→ Instruction
Show only lines that include "Conectividade".

→ Raw data

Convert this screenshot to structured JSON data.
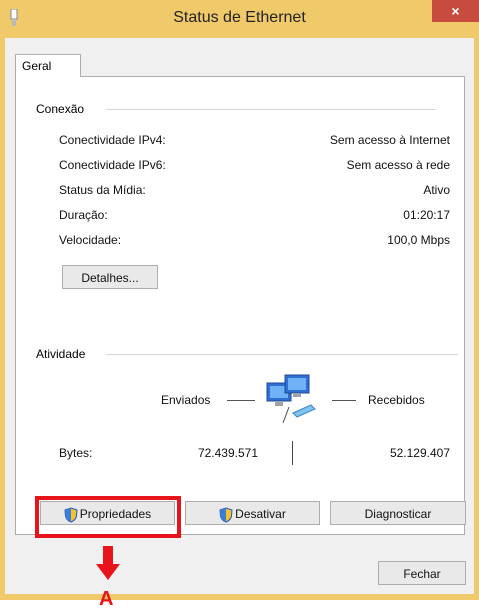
{
  "window": {
    "title": "Status de Ethernet",
    "close_glyph": "×"
  },
  "tabs": [
    {
      "label": "Geral",
      "active": true
    }
  ],
  "connection": {
    "group_label": "Conexão",
    "rows": [
      {
        "label": "Conectividade IPv4:",
        "value": "Sem acesso à Internet"
      },
      {
        "label": "Conectividade IPv6:",
        "value": "Sem acesso à rede"
      },
      {
        "label": "Status da Mídia:",
        "value": "Ativo"
      },
      {
        "label": "Duração:",
        "value": "01:20:17"
      },
      {
        "label": "Velocidade:",
        "value": "100,0 Mbps"
      }
    ],
    "details_button": "Detalhes..."
  },
  "activity": {
    "group_label": "Atividade",
    "sent_label": "Enviados",
    "received_label": "Recebidos",
    "bytes_label": "Bytes:",
    "bytes_sent": "72.439.571",
    "bytes_received": "52.129.407",
    "icon": "network-computers-icon"
  },
  "buttons": {
    "properties": "Propriedades",
    "disable": "Desativar",
    "diagnose": "Diagnosticar",
    "close": "Fechar"
  },
  "annotation": {
    "label": "A",
    "color": "#e8141b"
  },
  "colors": {
    "title_bar": "#f0c96b",
    "close_button": "#c74b3f"
  }
}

→ Exercise result
        "label": "Conectividade IPv4:",
        "label": "Conectividade IPv6:",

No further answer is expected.